• [What you will do] Word for word, copy all the data and drop the pictures.

• [Records supplied]

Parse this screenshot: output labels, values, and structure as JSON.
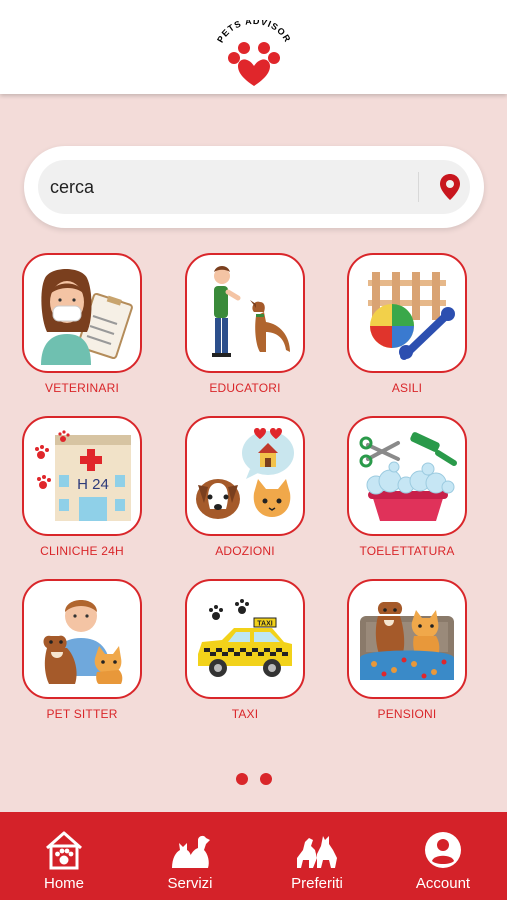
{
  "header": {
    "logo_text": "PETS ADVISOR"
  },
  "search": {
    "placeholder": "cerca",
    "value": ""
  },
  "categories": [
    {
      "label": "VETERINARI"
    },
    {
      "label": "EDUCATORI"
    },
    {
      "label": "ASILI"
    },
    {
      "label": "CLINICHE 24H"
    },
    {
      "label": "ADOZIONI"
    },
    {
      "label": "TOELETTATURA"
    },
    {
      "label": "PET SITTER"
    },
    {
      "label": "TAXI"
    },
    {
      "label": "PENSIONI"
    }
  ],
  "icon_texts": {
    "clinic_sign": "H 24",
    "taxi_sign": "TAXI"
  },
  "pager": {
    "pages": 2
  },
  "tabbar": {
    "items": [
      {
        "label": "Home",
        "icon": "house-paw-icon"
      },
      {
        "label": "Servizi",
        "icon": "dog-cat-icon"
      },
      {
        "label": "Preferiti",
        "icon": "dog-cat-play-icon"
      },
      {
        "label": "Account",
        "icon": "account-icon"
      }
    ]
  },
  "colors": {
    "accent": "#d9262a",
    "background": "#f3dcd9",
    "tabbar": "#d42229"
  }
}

• [Full answer]
Parse this screenshot: output labels, values, and structure as JSON.
{
  "header": {
    "logo_text": "PETS ADVISOR"
  },
  "search": {
    "placeholder": "cerca",
    "value": ""
  },
  "categories": [
    {
      "label": "VETERINARI"
    },
    {
      "label": "EDUCATORI"
    },
    {
      "label": "ASILI"
    },
    {
      "label": "CLINICHE 24H"
    },
    {
      "label": "ADOZIONI"
    },
    {
      "label": "TOELETTATURA"
    },
    {
      "label": "PET SITTER"
    },
    {
      "label": "TAXI"
    },
    {
      "label": "PENSIONI"
    }
  ],
  "icon_texts": {
    "clinic_sign": "H 24",
    "taxi_sign": "TAXI"
  },
  "pager": {
    "pages": 2
  },
  "tabbar": {
    "items": [
      {
        "label": "Home",
        "icon": "house-paw-icon"
      },
      {
        "label": "Servizi",
        "icon": "dog-cat-icon"
      },
      {
        "label": "Preferiti",
        "icon": "dog-cat-play-icon"
      },
      {
        "label": "Account",
        "icon": "account-icon"
      }
    ]
  },
  "colors": {
    "accent": "#d9262a",
    "background": "#f3dcd9",
    "tabbar": "#d42229"
  }
}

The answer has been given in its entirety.